#### [REQUIREMENTS]
Output all entries verbatim. Skip pictures.

#### [GIVEN RECORDS]

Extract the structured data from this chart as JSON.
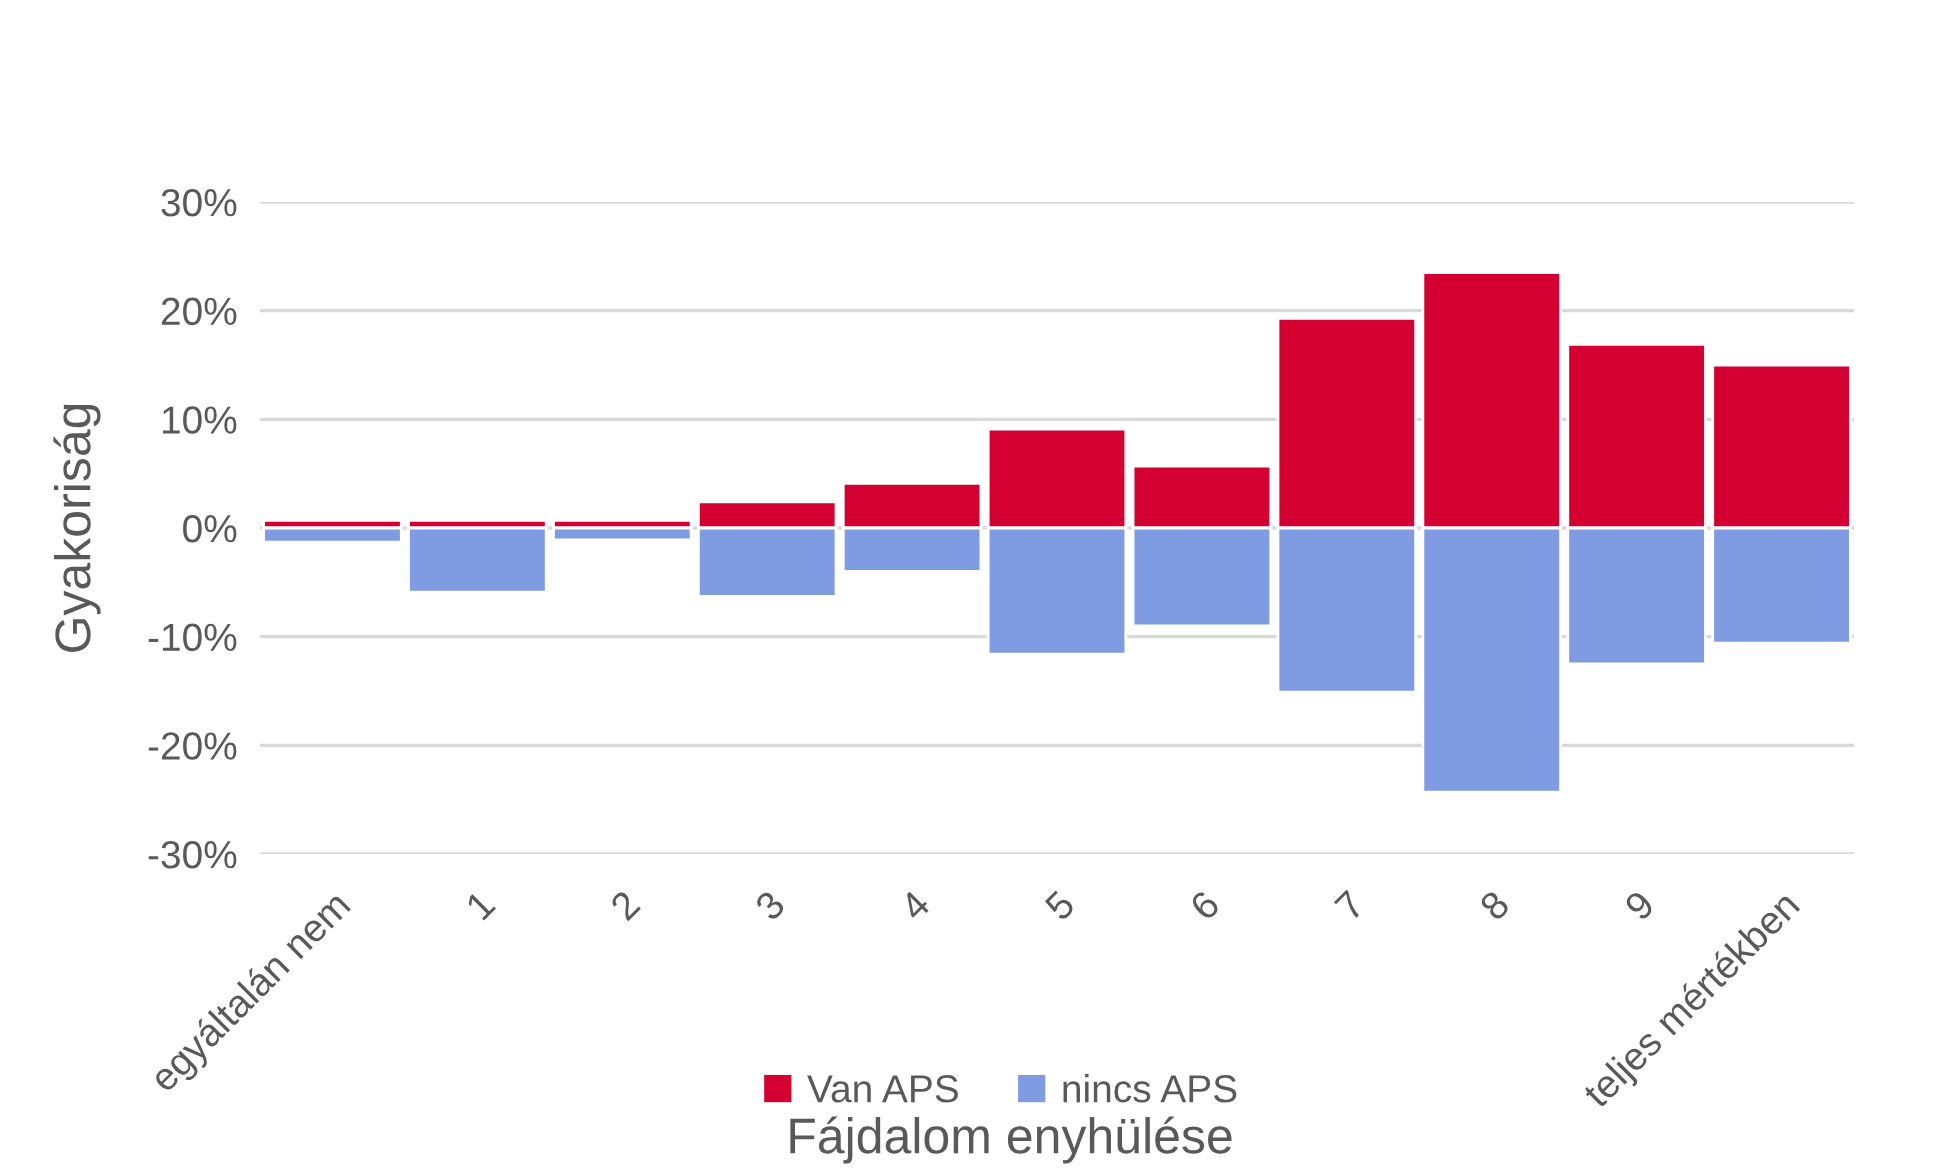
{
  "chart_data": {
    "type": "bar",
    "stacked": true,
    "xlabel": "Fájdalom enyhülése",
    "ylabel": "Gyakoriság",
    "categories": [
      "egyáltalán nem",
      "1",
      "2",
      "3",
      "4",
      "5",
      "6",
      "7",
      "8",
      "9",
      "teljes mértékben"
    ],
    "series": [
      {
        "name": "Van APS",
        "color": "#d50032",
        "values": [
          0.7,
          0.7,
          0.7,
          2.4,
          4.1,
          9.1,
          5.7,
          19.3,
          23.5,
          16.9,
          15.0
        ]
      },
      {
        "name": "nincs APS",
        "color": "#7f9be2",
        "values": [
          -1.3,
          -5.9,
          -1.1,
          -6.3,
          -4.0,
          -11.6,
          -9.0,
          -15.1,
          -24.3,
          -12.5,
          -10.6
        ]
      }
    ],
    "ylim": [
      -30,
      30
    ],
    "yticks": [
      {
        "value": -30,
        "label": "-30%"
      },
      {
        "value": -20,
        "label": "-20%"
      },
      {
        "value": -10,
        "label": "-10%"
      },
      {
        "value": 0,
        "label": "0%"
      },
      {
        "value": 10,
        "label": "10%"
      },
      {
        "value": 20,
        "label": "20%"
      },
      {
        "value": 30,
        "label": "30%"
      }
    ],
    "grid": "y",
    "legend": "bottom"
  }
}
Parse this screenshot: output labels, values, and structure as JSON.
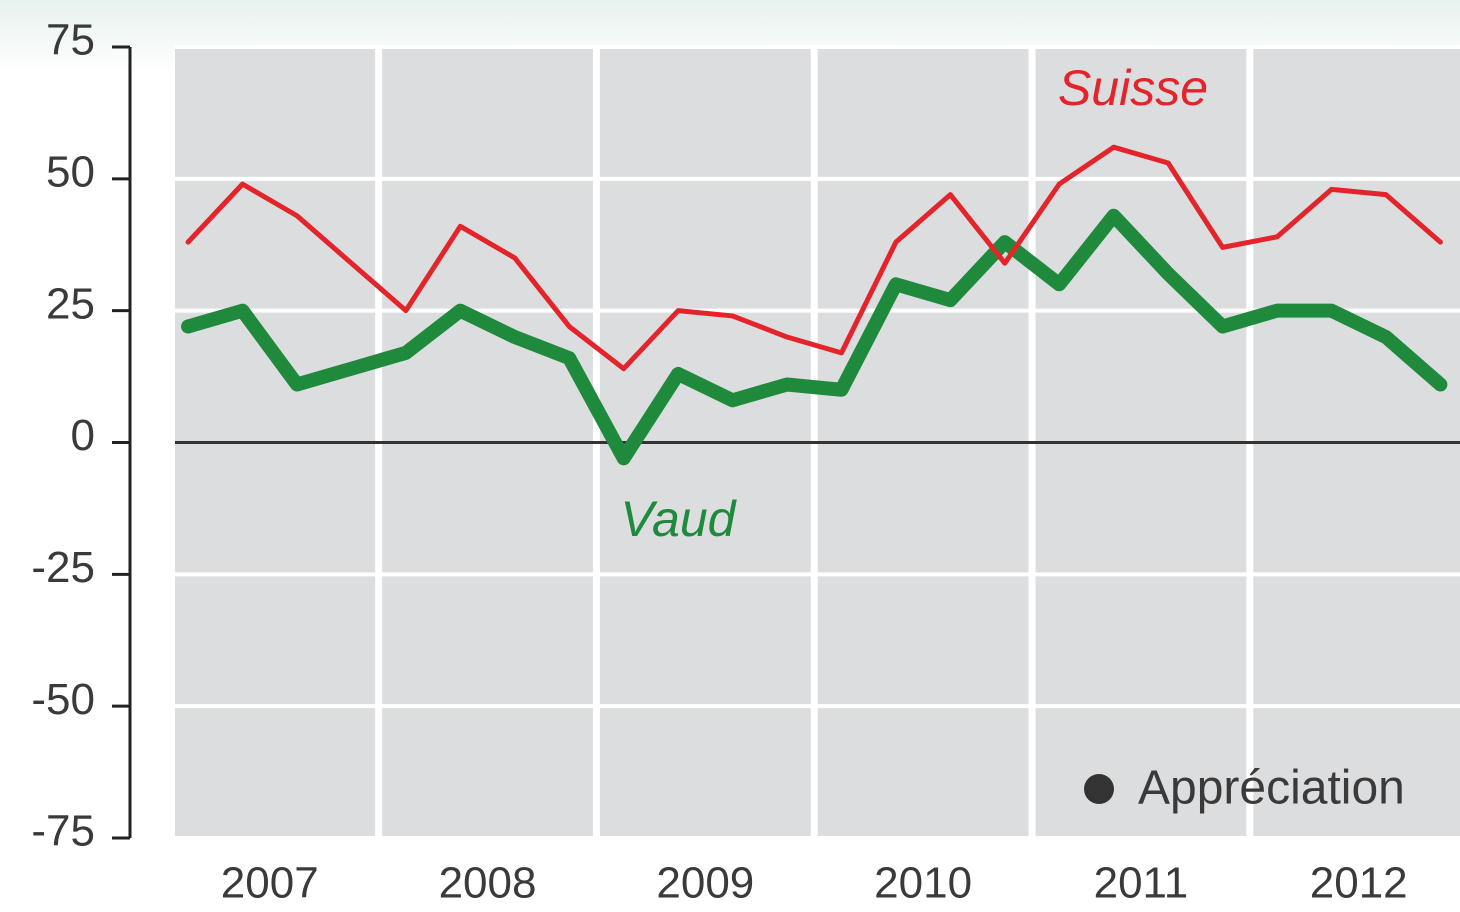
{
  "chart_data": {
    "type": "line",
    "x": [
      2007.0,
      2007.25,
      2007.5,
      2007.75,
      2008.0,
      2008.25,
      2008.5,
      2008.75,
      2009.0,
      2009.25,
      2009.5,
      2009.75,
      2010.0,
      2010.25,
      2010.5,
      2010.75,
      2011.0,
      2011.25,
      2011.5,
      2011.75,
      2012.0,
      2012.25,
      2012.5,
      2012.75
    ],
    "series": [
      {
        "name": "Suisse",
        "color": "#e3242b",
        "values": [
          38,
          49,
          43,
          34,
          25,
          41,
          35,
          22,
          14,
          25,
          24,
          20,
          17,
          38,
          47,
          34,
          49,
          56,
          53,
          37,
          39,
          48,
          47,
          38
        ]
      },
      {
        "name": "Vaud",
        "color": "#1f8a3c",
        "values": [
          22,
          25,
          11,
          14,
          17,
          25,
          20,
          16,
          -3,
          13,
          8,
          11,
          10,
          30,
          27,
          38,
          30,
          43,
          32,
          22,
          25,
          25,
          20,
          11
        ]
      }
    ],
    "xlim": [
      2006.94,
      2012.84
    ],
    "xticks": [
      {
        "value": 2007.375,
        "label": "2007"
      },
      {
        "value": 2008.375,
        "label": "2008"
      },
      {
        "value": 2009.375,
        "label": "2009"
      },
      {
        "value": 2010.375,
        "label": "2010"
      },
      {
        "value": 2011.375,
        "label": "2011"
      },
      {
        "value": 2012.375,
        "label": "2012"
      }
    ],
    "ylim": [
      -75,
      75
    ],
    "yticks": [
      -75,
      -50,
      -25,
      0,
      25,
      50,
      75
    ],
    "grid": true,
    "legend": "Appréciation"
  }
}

#### [FULL RESPONSE]
Extract the structured data from this chart as JSON.
{
  "chart_data": {
    "type": "bar",
    "stacked": true,
    "xlabel": "Fájdalom enyhülése",
    "ylabel": "Gyakoriság",
    "categories": [
      "egyáltalán nem",
      "1",
      "2",
      "3",
      "4",
      "5",
      "6",
      "7",
      "8",
      "9",
      "teljes mértékben"
    ],
    "series": [
      {
        "name": "Van APS",
        "color": "#d50032",
        "values": [
          0.7,
          0.7,
          0.7,
          2.4,
          4.1,
          9.1,
          5.7,
          19.3,
          23.5,
          16.9,
          15.0
        ]
      },
      {
        "name": "nincs APS",
        "color": "#7f9be2",
        "values": [
          -1.3,
          -5.9,
          -1.1,
          -6.3,
          -4.0,
          -11.6,
          -9.0,
          -15.1,
          -24.3,
          -12.5,
          -10.6
        ]
      }
    ],
    "ylim": [
      -30,
      30
    ],
    "yticks": [
      {
        "value": -30,
        "label": "-30%"
      },
      {
        "value": -20,
        "label": "-20%"
      },
      {
        "value": -10,
        "label": "-10%"
      },
      {
        "value": 0,
        "label": "0%"
      },
      {
        "value": 10,
        "label": "10%"
      },
      {
        "value": 20,
        "label": "20%"
      },
      {
        "value": 30,
        "label": "30%"
      }
    ],
    "grid": "y",
    "legend": "bottom"
  }
}
Parse this screenshot: output labels, values, and structure as JSON.
{
  "chart_data": {
    "type": "line",
    "x": [
      2007.0,
      2007.25,
      2007.5,
      2007.75,
      2008.0,
      2008.25,
      2008.5,
      2008.75,
      2009.0,
      2009.25,
      2009.5,
      2009.75,
      2010.0,
      2010.25,
      2010.5,
      2010.75,
      2011.0,
      2011.25,
      2011.5,
      2011.75,
      2012.0,
      2012.25,
      2012.5,
      2012.75
    ],
    "series": [
      {
        "name": "Suisse",
        "color": "#e3242b",
        "values": [
          38,
          49,
          43,
          34,
          25,
          41,
          35,
          22,
          14,
          25,
          24,
          20,
          17,
          38,
          47,
          34,
          49,
          56,
          53,
          37,
          39,
          48,
          47,
          38
        ]
      },
      {
        "name": "Vaud",
        "color": "#1f8a3c",
        "values": [
          22,
          25,
          11,
          14,
          17,
          25,
          20,
          16,
          -3,
          13,
          8,
          11,
          10,
          30,
          27,
          38,
          30,
          43,
          32,
          22,
          25,
          25,
          20,
          11
        ]
      }
    ],
    "xlim": [
      2006.94,
      2012.84
    ],
    "xticks": [
      {
        "value": 2007.375,
        "label": "2007"
      },
      {
        "value": 2008.375,
        "label": "2008"
      },
      {
        "value": 2009.375,
        "label": "2009"
      },
      {
        "value": 2010.375,
        "label": "2010"
      },
      {
        "value": 2011.375,
        "label": "2011"
      },
      {
        "value": 2012.375,
        "label": "2012"
      }
    ],
    "ylim": [
      -75,
      75
    ],
    "yticks": [
      -75,
      -50,
      -25,
      0,
      25,
      50,
      75
    ],
    "grid": true,
    "legend": "Appréciation"
  }
}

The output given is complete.